- [REQUIREMENT]
The entries below should be quoted exactly, with no pictures carried over.

- [ENTRIES SHOWN]

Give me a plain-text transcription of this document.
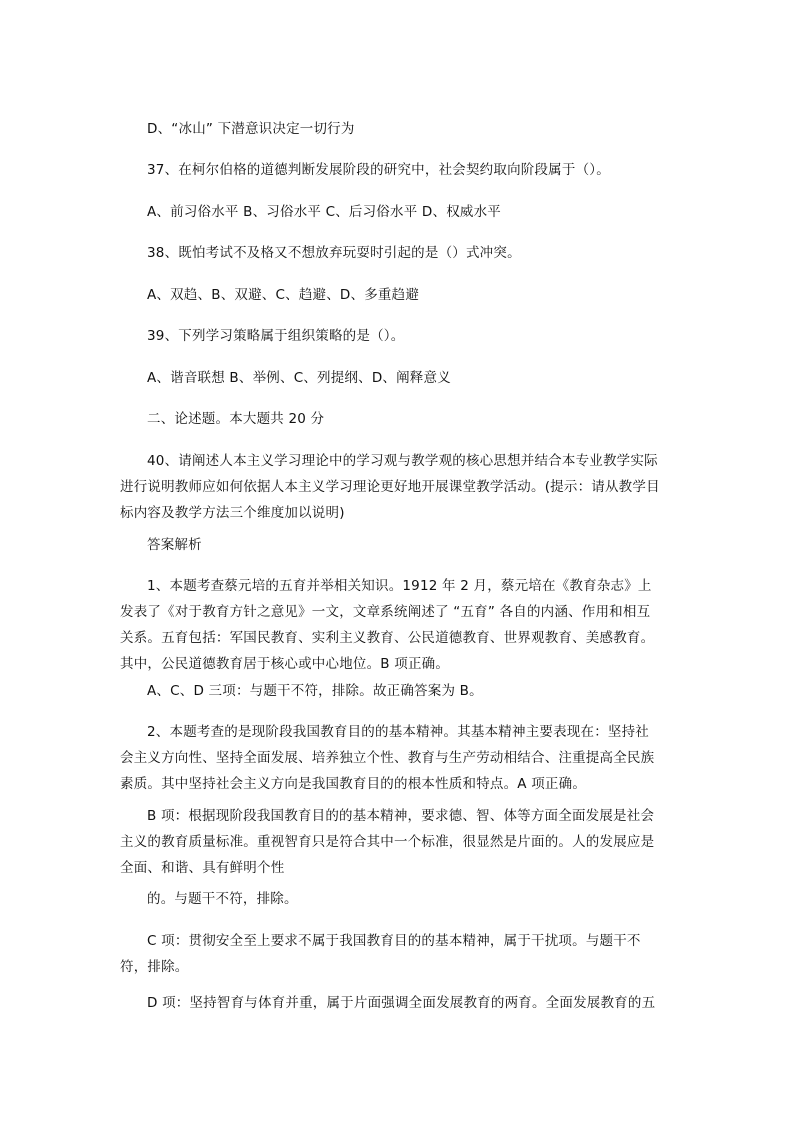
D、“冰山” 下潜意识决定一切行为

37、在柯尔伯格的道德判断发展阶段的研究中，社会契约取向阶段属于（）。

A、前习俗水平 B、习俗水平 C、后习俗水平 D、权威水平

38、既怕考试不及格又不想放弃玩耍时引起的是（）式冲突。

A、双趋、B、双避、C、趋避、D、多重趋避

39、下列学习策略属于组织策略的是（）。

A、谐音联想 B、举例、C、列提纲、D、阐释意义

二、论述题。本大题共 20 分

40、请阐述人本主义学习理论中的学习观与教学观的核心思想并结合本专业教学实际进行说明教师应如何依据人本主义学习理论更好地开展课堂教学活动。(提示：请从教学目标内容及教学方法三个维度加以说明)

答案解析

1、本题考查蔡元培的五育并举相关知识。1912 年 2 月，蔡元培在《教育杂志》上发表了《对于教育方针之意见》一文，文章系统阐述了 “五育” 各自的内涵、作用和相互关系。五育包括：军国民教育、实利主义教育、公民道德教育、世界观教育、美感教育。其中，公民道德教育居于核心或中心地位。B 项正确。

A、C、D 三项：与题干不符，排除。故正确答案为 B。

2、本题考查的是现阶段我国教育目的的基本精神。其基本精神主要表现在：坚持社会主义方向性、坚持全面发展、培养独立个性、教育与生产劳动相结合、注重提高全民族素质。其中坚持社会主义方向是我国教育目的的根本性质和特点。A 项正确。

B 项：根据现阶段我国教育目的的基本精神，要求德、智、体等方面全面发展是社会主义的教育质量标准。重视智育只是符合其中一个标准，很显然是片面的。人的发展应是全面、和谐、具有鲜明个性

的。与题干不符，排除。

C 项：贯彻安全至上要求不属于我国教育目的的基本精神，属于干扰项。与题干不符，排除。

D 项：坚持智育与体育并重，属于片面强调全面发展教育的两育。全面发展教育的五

- [SOLUTION]
Give me a plain-text transcription of this document.
D、“冰山” 下潜意识决定一切行为

37、在柯尔伯格的道德判断发展阶段的研究中，社会契约取向阶段属于（）。

A、前习俗水平 B、习俗水平 C、后习俗水平 D、权威水平

38、既怕考试不及格又不想放弃玩耍时引起的是（）式冲突。

A、双趋、B、双避、C、趋避、D、多重趋避

39、下列学习策略属于组织策略的是（）。

A、谐音联想 B、举例、C、列提纲、D、阐释意义

二、论述题。本大题共 20 分

40、请阐述人本主义学习理论中的学习观与教学观的核心思想并结合本专业教学实际进行说明教师应如何依据人本主义学习理论更好地开展课堂教学活动。(提示：请从教学目标内容及教学方法三个维度加以说明)

答案解析

1、本题考查蔡元培的五育并举相关知识。1912 年 2 月，蔡元培在《教育杂志》上发表了《对于教育方针之意见》一文，文章系统阐述了 “五育” 各自的内涵、作用和相互关系。五育包括：军国民教育、实利主义教育、公民道德教育、世界观教育、美感教育。其中，公民道德教育居于核心或中心地位。B 项正确。

A、C、D 三项：与题干不符，排除。故正确答案为 B。

2、本题考查的是现阶段我国教育目的的基本精神。其基本精神主要表现在：坚持社会主义方向性、坚持全面发展、培养独立个性、教育与生产劳动相结合、注重提高全民族素质。其中坚持社会主义方向是我国教育目的的根本性质和特点。A 项正确。

B 项：根据现阶段我国教育目的的基本精神，要求德、智、体等方面全面发展是社会主义的教育质量标准。重视智育只是符合其中一个标准，很显然是片面的。人的发展应是全面、和谐、具有鲜明个性

的。与题干不符，排除。

C 项：贯彻安全至上要求不属于我国教育目的的基本精神，属于干扰项。与题干不符，排除。

D 项：坚持智育与体育并重，属于片面强调全面发展教育的两育。全面发展教育的五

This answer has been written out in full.